> _What is expected_:
Write every line out verbatim and omit the pictures.

> _Input material_:
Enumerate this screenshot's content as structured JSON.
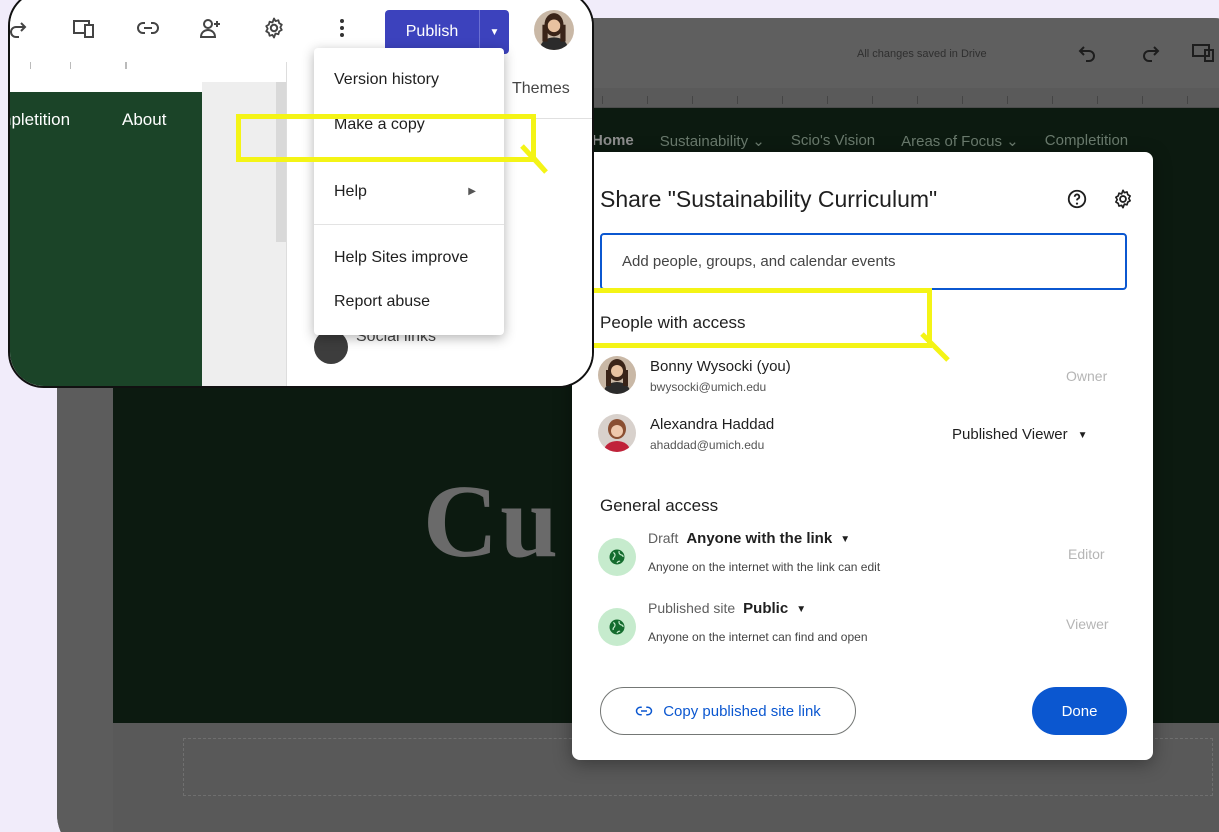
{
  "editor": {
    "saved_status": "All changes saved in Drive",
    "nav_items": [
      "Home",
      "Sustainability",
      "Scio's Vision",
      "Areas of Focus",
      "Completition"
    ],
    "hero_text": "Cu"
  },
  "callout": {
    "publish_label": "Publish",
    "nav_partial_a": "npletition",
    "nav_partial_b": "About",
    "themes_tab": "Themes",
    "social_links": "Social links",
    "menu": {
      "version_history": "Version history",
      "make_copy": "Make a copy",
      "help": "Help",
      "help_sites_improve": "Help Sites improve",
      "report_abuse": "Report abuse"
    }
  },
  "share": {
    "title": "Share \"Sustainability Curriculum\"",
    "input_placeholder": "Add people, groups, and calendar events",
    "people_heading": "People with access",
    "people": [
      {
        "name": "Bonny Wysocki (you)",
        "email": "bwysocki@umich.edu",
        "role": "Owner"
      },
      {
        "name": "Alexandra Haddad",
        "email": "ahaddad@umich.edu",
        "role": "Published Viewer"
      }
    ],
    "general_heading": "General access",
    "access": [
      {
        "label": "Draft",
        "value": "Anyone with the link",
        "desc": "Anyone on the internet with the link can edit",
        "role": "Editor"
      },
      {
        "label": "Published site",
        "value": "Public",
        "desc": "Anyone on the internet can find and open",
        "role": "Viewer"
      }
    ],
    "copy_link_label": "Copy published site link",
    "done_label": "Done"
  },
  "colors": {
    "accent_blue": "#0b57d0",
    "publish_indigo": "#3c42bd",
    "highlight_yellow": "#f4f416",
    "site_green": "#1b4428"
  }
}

> _Completed exercise_:
Enumerate this screenshot's content as structured JSON.
{
  "editor": {
    "saved_status": "All changes saved in Drive",
    "nav_items": [
      "Home",
      "Sustainability",
      "Scio's Vision",
      "Areas of Focus",
      "Completition"
    ],
    "hero_text": "Cu"
  },
  "callout": {
    "publish_label": "Publish",
    "nav_partial_a": "npletition",
    "nav_partial_b": "About",
    "themes_tab": "Themes",
    "social_links": "Social links",
    "menu": {
      "version_history": "Version history",
      "make_copy": "Make a copy",
      "help": "Help",
      "help_sites_improve": "Help Sites improve",
      "report_abuse": "Report abuse"
    }
  },
  "share": {
    "title": "Share \"Sustainability Curriculum\"",
    "input_placeholder": "Add people, groups, and calendar events",
    "people_heading": "People with access",
    "people": [
      {
        "name": "Bonny Wysocki (you)",
        "email": "bwysocki@umich.edu",
        "role": "Owner"
      },
      {
        "name": "Alexandra Haddad",
        "email": "ahaddad@umich.edu",
        "role": "Published Viewer"
      }
    ],
    "general_heading": "General access",
    "access": [
      {
        "label": "Draft",
        "value": "Anyone with the link",
        "desc": "Anyone on the internet with the link can edit",
        "role": "Editor"
      },
      {
        "label": "Published site",
        "value": "Public",
        "desc": "Anyone on the internet can find and open",
        "role": "Viewer"
      }
    ],
    "copy_link_label": "Copy published site link",
    "done_label": "Done"
  },
  "colors": {
    "accent_blue": "#0b57d0",
    "publish_indigo": "#3c42bd",
    "highlight_yellow": "#f4f416",
    "site_green": "#1b4428"
  }
}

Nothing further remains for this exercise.